Task details —
Reproduce all of the listing below without alteration.
--- Material for the task ---
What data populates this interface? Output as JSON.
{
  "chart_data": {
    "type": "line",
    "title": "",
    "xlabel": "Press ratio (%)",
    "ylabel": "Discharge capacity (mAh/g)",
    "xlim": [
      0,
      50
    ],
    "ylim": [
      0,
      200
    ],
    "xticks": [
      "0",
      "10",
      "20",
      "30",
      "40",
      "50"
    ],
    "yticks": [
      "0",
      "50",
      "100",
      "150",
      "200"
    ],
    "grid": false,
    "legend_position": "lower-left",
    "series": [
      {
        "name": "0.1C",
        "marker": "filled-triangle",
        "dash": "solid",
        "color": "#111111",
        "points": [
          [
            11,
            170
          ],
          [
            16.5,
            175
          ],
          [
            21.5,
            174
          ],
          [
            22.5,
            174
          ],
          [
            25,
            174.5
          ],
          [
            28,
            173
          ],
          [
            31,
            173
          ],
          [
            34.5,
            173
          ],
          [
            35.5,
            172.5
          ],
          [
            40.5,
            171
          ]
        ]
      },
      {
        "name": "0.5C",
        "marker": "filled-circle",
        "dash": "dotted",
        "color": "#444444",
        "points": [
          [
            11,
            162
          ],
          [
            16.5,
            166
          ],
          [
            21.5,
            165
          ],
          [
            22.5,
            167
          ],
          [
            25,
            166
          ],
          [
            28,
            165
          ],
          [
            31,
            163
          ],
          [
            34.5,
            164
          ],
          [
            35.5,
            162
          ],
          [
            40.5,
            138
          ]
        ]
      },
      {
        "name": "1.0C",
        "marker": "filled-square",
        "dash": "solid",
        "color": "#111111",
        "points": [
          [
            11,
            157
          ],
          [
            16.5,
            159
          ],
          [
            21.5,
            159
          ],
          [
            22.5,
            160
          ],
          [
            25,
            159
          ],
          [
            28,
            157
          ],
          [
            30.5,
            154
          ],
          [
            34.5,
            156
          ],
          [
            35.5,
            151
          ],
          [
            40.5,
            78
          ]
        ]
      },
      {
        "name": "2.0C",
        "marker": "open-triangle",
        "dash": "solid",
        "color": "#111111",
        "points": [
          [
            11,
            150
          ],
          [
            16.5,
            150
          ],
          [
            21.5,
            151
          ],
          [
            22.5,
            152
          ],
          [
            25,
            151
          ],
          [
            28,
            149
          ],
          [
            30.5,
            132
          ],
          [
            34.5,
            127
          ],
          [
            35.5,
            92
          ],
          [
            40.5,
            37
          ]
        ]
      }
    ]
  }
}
---
The solution —
What data populates this interface? Output as JSON.
{
  "chart_data": {
    "type": "line",
    "title": "",
    "xlabel": "Press ratio (%)",
    "ylabel": "Discharge capacity (mAh/g)",
    "xlim": [
      0,
      50
    ],
    "ylim": [
      0,
      200
    ],
    "xticks": [
      "0",
      "10",
      "20",
      "30",
      "40",
      "50"
    ],
    "yticks": [
      "0",
      "50",
      "100",
      "150",
      "200"
    ],
    "grid": false,
    "legend_position": "lower-left",
    "series": [
      {
        "name": "0.1C",
        "marker": "filled-triangle",
        "dash": "solid",
        "color": "#111111",
        "points": [
          [
            11,
            170
          ],
          [
            16.5,
            175
          ],
          [
            21.5,
            174
          ],
          [
            22.5,
            174
          ],
          [
            25,
            174.5
          ],
          [
            28,
            173
          ],
          [
            31,
            173
          ],
          [
            34.5,
            173
          ],
          [
            35.5,
            172.5
          ],
          [
            40.5,
            171
          ]
        ]
      },
      {
        "name": "0.5C",
        "marker": "filled-circle",
        "dash": "dotted",
        "color": "#444444",
        "points": [
          [
            11,
            162
          ],
          [
            16.5,
            166
          ],
          [
            21.5,
            165
          ],
          [
            22.5,
            167
          ],
          [
            25,
            166
          ],
          [
            28,
            165
          ],
          [
            31,
            163
          ],
          [
            34.5,
            164
          ],
          [
            35.5,
            162
          ],
          [
            40.5,
            138
          ]
        ]
      },
      {
        "name": "1.0C",
        "marker": "filled-square",
        "dash": "solid",
        "color": "#111111",
        "points": [
          [
            11,
            157
          ],
          [
            16.5,
            159
          ],
          [
            21.5,
            159
          ],
          [
            22.5,
            160
          ],
          [
            25,
            159
          ],
          [
            28,
            157
          ],
          [
            30.5,
            154
          ],
          [
            34.5,
            156
          ],
          [
            35.5,
            151
          ],
          [
            40.5,
            78
          ]
        ]
      },
      {
        "name": "2.0C",
        "marker": "open-triangle",
        "dash": "solid",
        "color": "#111111",
        "points": [
          [
            11,
            150
          ],
          [
            16.5,
            150
          ],
          [
            21.5,
            151
          ],
          [
            22.5,
            152
          ],
          [
            25,
            151
          ],
          [
            28,
            149
          ],
          [
            30.5,
            132
          ],
          [
            34.5,
            127
          ],
          [
            35.5,
            92
          ],
          [
            40.5,
            37
          ]
        ]
      }
    ]
  }
}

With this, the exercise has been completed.